** Requirement **
Beginning with the line where "Enumerate this screenshot's" appears, repeat every remaining line of the entries exactly, the last line included.

** Supplied records **
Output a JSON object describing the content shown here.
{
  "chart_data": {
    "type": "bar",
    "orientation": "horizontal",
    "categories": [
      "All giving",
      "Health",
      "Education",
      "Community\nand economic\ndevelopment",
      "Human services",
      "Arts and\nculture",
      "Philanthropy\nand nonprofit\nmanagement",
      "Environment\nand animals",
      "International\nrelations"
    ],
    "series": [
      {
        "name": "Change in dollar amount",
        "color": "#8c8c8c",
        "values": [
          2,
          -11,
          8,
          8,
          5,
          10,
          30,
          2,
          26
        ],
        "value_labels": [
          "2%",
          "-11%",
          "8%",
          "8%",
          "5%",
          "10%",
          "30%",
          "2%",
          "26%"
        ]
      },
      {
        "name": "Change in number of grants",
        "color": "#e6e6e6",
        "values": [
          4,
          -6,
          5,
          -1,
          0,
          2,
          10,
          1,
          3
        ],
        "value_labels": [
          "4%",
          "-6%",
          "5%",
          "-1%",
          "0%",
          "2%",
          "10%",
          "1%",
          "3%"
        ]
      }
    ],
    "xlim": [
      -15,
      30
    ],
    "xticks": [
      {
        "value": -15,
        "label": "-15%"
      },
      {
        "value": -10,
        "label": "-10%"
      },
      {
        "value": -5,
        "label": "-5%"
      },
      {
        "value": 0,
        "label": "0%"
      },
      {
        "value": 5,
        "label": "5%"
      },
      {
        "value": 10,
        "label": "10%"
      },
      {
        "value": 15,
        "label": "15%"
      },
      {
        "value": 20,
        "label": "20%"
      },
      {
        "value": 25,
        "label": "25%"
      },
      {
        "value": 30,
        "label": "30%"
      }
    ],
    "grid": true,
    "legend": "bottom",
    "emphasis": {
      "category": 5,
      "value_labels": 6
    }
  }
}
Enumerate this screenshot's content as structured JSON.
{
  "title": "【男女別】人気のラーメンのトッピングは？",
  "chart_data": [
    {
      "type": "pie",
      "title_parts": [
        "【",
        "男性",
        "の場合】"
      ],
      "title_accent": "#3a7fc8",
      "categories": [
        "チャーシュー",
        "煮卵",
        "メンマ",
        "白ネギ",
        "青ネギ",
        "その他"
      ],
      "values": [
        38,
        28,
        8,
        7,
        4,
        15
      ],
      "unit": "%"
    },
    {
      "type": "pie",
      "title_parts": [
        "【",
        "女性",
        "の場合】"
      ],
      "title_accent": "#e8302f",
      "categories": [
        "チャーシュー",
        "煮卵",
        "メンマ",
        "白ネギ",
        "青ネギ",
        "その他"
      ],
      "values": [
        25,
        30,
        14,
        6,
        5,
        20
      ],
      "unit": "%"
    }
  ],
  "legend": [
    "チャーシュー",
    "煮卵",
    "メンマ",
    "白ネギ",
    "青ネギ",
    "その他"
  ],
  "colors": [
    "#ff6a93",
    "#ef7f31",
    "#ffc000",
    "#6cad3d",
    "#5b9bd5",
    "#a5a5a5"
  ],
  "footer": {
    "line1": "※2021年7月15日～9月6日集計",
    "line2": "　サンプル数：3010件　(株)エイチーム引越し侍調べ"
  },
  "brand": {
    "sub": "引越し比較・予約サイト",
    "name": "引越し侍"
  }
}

** Finished task **
Enumerate this screenshot's content as structured JSON.
{
  "title": "【男女別】人気のラーメンのトッピングは？",
  "chart_data": [
    {
      "type": "pie",
      "title_parts": [
        "【",
        "男性",
        "の場合】"
      ],
      "title_accent": "#3a7fc8",
      "categories": [
        "チャーシュー",
        "煮卵",
        "メンマ",
        "白ネギ",
        "青ネギ",
        "その他"
      ],
      "values": [
        38,
        28,
        8,
        7,
        4,
        15
      ],
      "unit": "%"
    },
    {
      "type": "pie",
      "title_parts": [
        "【",
        "女性",
        "の場合】"
      ],
      "title_accent": "#e8302f",
      "categories": [
        "チャーシュー",
        "煮卵",
        "メンマ",
        "白ネギ",
        "青ネギ",
        "その他"
      ],
      "values": [
        25,
        30,
        14,
        6,
        5,
        20
      ],
      "unit": "%"
    }
  ],
  "legend": [
    "チャーシュー",
    "煮卵",
    "メンマ",
    "白ネギ",
    "青ネギ",
    "その他"
  ],
  "colors": [
    "#ff6a93",
    "#ef7f31",
    "#ffc000",
    "#6cad3d",
    "#5b9bd5",
    "#a5a5a5"
  ],
  "footer": {
    "line1": "※2021年7月15日～9月6日集計",
    "line2": "　サンプル数：3010件　(株)エイチーム引越し侍調べ"
  },
  "brand": {
    "sub": "引越し比較・予約サイト",
    "name": "引越し侍"
  }
}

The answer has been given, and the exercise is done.